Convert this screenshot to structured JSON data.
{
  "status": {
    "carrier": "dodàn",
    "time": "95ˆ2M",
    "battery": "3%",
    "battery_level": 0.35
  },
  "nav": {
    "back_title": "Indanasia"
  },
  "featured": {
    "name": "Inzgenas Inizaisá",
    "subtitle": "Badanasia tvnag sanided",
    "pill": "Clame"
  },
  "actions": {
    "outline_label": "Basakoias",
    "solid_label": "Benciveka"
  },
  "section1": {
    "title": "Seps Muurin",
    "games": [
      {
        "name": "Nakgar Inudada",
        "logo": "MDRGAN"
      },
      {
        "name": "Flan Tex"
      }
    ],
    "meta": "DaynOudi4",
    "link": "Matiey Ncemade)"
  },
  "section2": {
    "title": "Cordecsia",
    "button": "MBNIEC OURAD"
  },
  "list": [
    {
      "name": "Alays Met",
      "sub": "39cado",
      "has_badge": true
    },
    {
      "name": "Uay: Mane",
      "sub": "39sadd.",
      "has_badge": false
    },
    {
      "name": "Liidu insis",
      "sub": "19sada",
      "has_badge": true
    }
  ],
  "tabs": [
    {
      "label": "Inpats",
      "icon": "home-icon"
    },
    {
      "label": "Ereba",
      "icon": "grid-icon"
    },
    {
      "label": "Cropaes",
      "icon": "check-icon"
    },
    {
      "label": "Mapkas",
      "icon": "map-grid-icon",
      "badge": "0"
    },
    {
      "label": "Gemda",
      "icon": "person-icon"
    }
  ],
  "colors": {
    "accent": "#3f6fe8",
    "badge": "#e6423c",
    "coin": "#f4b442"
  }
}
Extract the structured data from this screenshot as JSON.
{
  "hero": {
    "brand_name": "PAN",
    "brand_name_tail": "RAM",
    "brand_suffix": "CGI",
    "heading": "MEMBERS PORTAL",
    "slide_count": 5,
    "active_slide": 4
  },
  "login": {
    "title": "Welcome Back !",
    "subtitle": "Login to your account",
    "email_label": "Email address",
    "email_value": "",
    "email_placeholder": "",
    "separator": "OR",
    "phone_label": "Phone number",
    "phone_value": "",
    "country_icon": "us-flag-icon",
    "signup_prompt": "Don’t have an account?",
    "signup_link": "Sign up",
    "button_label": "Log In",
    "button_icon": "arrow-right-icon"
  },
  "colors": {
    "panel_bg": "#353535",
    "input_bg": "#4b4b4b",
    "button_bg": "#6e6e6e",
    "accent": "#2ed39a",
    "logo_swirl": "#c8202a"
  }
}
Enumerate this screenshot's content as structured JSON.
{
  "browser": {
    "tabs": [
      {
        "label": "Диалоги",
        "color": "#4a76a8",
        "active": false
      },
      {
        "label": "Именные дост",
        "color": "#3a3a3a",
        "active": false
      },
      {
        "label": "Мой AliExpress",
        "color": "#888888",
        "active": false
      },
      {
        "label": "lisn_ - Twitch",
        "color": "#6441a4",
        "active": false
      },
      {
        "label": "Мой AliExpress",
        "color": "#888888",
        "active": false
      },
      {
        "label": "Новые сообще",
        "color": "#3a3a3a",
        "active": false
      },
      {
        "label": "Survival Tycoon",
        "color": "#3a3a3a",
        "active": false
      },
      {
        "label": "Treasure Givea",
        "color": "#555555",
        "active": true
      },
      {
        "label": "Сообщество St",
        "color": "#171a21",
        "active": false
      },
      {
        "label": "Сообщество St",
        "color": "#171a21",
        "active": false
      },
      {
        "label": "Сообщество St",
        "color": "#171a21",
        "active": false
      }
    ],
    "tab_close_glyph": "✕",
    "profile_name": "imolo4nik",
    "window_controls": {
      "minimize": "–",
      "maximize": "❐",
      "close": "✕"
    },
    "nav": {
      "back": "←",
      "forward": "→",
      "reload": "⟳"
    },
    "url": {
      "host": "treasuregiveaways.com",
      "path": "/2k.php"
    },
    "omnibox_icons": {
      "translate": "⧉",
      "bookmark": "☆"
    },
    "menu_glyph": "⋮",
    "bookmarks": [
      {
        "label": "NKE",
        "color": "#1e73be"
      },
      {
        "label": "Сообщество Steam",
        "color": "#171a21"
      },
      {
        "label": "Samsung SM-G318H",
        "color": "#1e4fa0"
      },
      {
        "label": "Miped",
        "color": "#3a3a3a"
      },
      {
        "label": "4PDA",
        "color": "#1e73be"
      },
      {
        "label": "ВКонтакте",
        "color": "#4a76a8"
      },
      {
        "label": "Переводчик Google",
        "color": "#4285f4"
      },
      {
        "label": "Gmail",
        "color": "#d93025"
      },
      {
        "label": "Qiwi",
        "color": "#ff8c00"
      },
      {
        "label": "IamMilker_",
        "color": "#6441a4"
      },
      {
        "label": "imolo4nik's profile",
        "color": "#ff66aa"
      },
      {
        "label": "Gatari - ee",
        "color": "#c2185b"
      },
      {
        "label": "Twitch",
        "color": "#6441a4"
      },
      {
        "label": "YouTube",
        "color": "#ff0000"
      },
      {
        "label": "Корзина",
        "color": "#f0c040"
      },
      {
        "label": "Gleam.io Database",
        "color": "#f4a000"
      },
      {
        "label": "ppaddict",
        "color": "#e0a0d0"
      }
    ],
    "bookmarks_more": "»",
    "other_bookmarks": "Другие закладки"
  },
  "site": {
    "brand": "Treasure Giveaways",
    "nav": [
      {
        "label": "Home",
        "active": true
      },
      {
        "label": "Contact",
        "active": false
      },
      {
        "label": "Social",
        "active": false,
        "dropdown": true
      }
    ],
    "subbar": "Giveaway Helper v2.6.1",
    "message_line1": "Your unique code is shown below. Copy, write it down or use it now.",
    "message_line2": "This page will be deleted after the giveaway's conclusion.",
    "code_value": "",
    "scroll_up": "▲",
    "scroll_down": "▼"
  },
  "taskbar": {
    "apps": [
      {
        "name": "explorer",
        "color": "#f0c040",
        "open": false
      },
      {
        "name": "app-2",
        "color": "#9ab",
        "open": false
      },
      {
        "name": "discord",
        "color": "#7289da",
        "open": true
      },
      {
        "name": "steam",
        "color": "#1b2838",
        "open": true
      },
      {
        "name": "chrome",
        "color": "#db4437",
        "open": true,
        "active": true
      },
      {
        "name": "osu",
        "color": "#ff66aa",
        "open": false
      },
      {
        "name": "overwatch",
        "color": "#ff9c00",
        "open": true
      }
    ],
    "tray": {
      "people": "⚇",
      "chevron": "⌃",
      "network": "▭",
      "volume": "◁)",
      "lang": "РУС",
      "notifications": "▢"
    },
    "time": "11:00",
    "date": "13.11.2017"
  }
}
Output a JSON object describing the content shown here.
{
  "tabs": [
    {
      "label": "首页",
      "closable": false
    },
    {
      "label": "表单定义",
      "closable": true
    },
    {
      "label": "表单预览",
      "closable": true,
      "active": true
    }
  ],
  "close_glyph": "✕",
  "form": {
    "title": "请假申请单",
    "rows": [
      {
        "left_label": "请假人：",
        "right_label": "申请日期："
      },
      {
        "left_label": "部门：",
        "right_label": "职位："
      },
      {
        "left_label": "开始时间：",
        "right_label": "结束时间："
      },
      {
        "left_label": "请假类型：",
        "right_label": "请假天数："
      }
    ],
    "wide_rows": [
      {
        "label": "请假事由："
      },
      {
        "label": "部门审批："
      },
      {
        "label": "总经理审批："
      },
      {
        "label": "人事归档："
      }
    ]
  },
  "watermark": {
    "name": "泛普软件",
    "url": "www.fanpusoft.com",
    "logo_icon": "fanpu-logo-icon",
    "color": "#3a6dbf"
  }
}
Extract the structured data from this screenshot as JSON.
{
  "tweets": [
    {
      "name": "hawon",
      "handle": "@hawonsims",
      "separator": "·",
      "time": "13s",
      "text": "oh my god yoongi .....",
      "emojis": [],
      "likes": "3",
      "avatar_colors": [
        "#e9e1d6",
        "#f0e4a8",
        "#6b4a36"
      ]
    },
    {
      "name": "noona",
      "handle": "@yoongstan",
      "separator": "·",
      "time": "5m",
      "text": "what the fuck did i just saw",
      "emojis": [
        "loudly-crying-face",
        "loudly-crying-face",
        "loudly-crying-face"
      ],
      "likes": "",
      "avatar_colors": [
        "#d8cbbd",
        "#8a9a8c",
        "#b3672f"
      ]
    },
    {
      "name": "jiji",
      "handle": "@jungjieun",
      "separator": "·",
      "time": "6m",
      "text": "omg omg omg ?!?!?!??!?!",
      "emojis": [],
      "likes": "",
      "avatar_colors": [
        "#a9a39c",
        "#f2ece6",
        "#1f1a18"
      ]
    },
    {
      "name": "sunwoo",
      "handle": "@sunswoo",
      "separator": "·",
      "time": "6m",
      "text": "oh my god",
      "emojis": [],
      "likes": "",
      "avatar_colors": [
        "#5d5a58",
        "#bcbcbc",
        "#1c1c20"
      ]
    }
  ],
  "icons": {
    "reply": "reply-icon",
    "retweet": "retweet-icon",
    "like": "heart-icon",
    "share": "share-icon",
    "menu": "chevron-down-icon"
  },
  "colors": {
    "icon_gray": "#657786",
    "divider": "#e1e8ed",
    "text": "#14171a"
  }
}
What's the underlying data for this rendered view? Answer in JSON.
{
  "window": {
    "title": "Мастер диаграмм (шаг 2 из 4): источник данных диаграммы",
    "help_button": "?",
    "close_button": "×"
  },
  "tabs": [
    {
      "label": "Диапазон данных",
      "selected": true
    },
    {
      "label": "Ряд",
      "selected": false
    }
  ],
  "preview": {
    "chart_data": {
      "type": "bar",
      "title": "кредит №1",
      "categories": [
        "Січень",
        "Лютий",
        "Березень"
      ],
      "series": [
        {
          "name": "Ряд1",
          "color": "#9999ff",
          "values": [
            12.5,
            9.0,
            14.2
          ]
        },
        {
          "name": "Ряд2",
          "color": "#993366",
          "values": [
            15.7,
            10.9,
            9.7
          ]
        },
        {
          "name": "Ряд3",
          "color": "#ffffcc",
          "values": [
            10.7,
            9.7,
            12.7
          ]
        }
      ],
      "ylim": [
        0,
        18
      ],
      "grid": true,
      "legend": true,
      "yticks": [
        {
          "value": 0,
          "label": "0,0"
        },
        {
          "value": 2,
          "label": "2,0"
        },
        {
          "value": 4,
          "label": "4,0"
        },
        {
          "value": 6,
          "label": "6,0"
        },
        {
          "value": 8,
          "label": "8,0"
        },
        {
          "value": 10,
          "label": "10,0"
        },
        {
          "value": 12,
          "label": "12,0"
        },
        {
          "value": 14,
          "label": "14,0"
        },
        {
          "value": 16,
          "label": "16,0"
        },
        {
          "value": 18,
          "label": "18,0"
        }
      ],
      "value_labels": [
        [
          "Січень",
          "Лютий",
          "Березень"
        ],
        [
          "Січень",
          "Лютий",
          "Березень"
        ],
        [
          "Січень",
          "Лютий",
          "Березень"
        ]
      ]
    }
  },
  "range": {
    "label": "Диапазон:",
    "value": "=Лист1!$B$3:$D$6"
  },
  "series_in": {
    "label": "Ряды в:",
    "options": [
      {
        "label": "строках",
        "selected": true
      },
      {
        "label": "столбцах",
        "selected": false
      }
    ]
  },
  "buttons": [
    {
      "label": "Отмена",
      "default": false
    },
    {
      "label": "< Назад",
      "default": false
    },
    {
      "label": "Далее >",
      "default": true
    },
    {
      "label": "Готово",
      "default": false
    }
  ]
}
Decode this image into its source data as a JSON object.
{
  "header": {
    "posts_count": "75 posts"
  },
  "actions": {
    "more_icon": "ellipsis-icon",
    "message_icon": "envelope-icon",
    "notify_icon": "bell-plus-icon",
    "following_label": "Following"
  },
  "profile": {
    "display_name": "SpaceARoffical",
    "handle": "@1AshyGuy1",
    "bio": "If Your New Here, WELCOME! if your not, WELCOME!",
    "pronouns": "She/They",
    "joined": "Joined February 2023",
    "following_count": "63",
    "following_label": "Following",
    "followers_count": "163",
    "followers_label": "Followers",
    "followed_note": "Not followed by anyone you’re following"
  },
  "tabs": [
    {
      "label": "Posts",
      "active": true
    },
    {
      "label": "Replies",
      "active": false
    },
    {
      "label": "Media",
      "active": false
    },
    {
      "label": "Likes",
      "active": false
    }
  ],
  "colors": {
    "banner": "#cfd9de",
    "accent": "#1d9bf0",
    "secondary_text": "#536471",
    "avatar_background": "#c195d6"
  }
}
------------------------
Copy every line of the listing where the word "screenshot" appears.

* [The answer]:
Convert this screenshot to structured JSON data.
Extract the structured data from this screenshot as JSON.
Enumerate this screenshot's content as structured JSON.
Extract the structured data from this screenshot as JSON.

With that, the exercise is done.